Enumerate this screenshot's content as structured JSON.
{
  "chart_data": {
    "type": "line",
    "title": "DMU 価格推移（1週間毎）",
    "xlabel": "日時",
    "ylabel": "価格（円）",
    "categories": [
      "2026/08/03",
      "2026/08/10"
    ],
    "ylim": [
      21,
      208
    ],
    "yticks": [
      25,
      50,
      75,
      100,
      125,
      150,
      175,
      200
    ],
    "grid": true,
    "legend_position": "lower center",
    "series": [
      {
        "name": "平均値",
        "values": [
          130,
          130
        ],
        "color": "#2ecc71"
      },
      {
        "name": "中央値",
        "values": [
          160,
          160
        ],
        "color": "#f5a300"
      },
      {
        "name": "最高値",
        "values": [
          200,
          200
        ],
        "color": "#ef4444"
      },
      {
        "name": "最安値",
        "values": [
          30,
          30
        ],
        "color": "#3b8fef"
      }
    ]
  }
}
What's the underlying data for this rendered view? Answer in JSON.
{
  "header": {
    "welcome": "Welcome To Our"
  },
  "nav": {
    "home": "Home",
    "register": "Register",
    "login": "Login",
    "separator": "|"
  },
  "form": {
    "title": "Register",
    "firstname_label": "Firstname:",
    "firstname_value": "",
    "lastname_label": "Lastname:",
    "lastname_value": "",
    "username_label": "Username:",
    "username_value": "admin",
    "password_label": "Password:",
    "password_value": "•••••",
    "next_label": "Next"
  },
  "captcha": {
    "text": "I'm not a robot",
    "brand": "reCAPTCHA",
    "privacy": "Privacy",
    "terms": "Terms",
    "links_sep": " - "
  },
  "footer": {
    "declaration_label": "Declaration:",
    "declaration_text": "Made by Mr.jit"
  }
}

_Requirement_
Quote every line of the data, word for word.

_Result of the exercise_
Enumerate this screenshot's content as structured JSON.
{
  "chart_data": {
    "type": "line",
    "title": "DMU 価格推移（1週間毎）",
    "xlabel": "日時",
    "ylabel": "価格（円）",
    "categories": [
      "2026/08/03",
      "2026/08/10"
    ],
    "ylim": [
      21,
      208
    ],
    "yticks": [
      25,
      50,
      75,
      100,
      125,
      150,
      175,
      200
    ],
    "grid": true,
    "legend_position": "lower center",
    "series": [
      {
        "name": "平均値",
        "values": [
          130,
          130
        ],
        "color": "#2ecc71"
      },
      {
        "name": "中央値",
        "values": [
          160,
          160
        ],
        "color": "#f5a300"
      },
      {
        "name": "最高値",
        "values": [
          200,
          200
        ],
        "color": "#ef4444"
      },
      {
        "name": "最安値",
        "values": [
          30,
          30
        ],
        "color": "#3b8fef"
      }
    ]
  }
}
What's the underlying data for this rendered view? Answer in JSON.
{
  "header": {
    "welcome": "Welcome To Our"
  },
  "nav": {
    "home": "Home",
    "register": "Register",
    "login": "Login",
    "separator": "|"
  },
  "form": {
    "title": "Register",
    "firstname_label": "Firstname:",
    "firstname_value": "",
    "lastname_label": "Lastname:",
    "lastname_value": "",
    "username_label": "Username:",
    "username_value": "admin",
    "password_label": "Password:",
    "password_value": "•••••",
    "next_label": "Next"
  },
  "captcha": {
    "text": "I'm not a robot",
    "brand": "reCAPTCHA",
    "privacy": "Privacy",
    "terms": "Terms",
    "links_sep": " - "
  },
  "footer": {
    "declaration_label": "Declaration:",
    "declaration_text": "Made by Mr.jit"
  }
}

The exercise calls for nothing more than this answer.